Transcribe all records exactly.

╭──

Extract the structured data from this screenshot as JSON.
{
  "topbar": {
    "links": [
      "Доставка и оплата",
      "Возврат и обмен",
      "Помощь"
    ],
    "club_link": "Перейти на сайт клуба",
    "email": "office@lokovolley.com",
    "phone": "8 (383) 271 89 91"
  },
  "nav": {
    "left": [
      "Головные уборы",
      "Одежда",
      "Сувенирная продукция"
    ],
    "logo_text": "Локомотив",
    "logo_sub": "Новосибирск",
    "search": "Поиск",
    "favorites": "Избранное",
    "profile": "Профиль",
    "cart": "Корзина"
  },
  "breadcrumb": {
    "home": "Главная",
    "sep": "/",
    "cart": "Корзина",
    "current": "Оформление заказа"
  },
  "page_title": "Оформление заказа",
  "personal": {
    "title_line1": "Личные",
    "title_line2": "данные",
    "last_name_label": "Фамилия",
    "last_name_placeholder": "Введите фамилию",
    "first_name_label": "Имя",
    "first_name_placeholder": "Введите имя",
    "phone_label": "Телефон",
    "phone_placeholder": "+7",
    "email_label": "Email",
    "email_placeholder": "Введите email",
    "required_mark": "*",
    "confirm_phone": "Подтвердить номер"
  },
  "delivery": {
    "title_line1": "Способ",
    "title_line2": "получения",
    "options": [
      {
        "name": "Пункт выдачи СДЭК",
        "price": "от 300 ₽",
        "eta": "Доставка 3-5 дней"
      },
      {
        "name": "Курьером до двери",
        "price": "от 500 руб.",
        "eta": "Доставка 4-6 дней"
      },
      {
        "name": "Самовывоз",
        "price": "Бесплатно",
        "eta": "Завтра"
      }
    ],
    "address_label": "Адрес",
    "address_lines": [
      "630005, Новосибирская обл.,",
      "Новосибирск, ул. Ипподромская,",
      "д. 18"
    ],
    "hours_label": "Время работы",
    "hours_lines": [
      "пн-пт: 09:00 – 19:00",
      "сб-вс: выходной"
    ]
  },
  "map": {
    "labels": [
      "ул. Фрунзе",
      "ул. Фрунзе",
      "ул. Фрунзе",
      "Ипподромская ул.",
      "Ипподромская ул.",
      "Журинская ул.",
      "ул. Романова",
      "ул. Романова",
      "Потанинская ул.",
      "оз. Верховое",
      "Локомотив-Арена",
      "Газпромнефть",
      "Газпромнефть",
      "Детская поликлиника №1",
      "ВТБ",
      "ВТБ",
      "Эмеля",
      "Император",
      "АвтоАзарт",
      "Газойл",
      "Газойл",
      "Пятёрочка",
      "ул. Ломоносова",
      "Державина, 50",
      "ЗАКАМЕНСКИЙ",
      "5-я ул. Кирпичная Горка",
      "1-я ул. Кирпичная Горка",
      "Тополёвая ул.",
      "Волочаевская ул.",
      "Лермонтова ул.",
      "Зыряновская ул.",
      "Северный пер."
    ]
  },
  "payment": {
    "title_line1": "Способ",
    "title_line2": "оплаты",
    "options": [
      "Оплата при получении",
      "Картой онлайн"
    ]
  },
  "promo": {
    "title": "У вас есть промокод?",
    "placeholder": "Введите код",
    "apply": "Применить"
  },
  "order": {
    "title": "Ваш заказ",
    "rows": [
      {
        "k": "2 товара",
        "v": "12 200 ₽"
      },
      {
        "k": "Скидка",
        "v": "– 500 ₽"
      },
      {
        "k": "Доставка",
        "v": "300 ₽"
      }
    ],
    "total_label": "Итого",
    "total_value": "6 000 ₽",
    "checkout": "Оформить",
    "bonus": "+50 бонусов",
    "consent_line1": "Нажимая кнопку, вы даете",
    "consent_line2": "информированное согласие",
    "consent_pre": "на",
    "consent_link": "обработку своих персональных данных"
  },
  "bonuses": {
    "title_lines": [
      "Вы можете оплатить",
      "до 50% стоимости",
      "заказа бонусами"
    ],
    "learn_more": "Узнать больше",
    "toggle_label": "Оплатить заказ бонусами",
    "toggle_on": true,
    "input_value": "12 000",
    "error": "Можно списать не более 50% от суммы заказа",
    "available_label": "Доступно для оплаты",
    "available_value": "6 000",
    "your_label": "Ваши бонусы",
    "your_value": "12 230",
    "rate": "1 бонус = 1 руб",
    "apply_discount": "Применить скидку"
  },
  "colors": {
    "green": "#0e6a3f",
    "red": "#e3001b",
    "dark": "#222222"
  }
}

╰──

▸ CORRECT ANSWER
Extract the structured data from this screenshot as JSON.
{
  "topbar": {
    "links": [
      "Доставка и оплата",
      "Возврат и обмен",
      "Помощь"
    ],
    "club_link": "Перейти на сайт клуба",
    "email": "office@lokovolley.com",
    "phone": "8 (383) 271 89 91"
  },
  "nav": {
    "left": [
      "Головные уборы",
      "Одежда",
      "Сувенирная продукция"
    ],
    "logo_text": "Локомотив",
    "logo_sub": "Новосибирск",
    "search": "Поиск",
    "favorites": "Избранное",
    "profile": "Профиль",
    "cart": "Корзина"
  },
  "breadcrumb": {
    "home": "Главная",
    "sep": "/",
    "cart": "Корзина",
    "current": "Оформление заказа"
  },
  "page_title": "Оформление заказа",
  "personal": {
    "title_line1": "Личные",
    "title_line2": "данные",
    "last_name_label": "Фамилия",
    "last_name_placeholder": "Введите фамилию",
    "first_name_label": "Имя",
    "first_name_placeholder": "Введите имя",
    "phone_label": "Телефон",
    "phone_placeholder": "+7",
    "email_label": "Email",
    "email_placeholder": "Введите email",
    "required_mark": "*",
    "confirm_phone": "Подтвердить номер"
  },
  "delivery": {
    "title_line1": "Способ",
    "title_line2": "получения",
    "options": [
      {
        "name": "Пункт выдачи СДЭК",
        "price": "от 300 ₽",
        "eta": "Доставка 3-5 дней"
      },
      {
        "name": "Курьером до двери",
        "price": "от 500 руб.",
        "eta": "Доставка 4-6 дней"
      },
      {
        "name": "Самовывоз",
        "price": "Бесплатно",
        "eta": "Завтра"
      }
    ],
    "address_label": "Адрес",
    "address_lines": [
      "630005, Новосибирская обл.,",
      "Новосибирск, ул. Ипподромская,",
      "д. 18"
    ],
    "hours_label": "Время работы",
    "hours_lines": [
      "пн-пт: 09:00 – 19:00",
      "сб-вс: выходной"
    ]
  },
  "map": {
    "labels": [
      "ул. Фрунзе",
      "ул. Фрунзе",
      "ул. Фрунзе",
      "Ипподромская ул.",
      "Ипподромская ул.",
      "Журинская ул.",
      "ул. Романова",
      "ул. Романова",
      "Потанинская ул.",
      "оз. Верховое",
      "Локомотив-Арена",
      "Газпромнефть",
      "Газпромнефть",
      "Детская поликлиника №1",
      "ВТБ",
      "ВТБ",
      "Эмеля",
      "Император",
      "АвтоАзарт",
      "Газойл",
      "Газойл",
      "Пятёрочка",
      "ул. Ломоносова",
      "Державина, 50",
      "ЗАКАМЕНСКИЙ",
      "5-я ул. Кирпичная Горка",
      "1-я ул. Кирпичная Горка",
      "Тополёвая ул.",
      "Волочаевская ул.",
      "Лермонтова ул.",
      "Зыряновская ул.",
      "Северный пер."
    ]
  },
  "payment": {
    "title_line1": "Способ",
    "title_line2": "оплаты",
    "options": [
      "Оплата при получении",
      "Картой онлайн"
    ]
  },
  "promo": {
    "title": "У вас есть промокод?",
    "placeholder": "Введите код",
    "apply": "Применить"
  },
  "order": {
    "title": "Ваш заказ",
    "rows": [
      {
        "k": "2 товара",
        "v": "12 200 ₽"
      },
      {
        "k": "Скидка",
        "v": "– 500 ₽"
      },
      {
        "k": "Доставка",
        "v": "300 ₽"
      }
    ],
    "total_label": "Итого",
    "total_value": "6 000 ₽",
    "checkout": "Оформить",
    "bonus": "+50 бонусов",
    "consent_line1": "Нажимая кнопку, вы даете",
    "consent_line2": "информированное согласие",
    "consent_pre": "на",
    "consent_link": "обработку своих персональных данных"
  },
  "bonuses": {
    "title_lines": [
      "Вы можете оплатить",
      "до 50% стоимости",
      "заказа бонусами"
    ],
    "learn_more": "Узнать больше",
    "toggle_label": "Оплатить заказ бонусами",
    "toggle_on": true,
    "input_value": "12 000",
    "error": "Можно списать не более 50% от суммы заказа",
    "available_label": "Доступно для оплаты",
    "available_value": "6 000",
    "your_label": "Ваши бонусы",
    "your_value": "12 230",
    "rate": "1 бонус = 1 руб",
    "apply_discount": "Применить скидку"
  },
  "colors": {
    "green": "#0e6a3f",
    "red": "#e3001b",
    "dark": "#222222"
  }
}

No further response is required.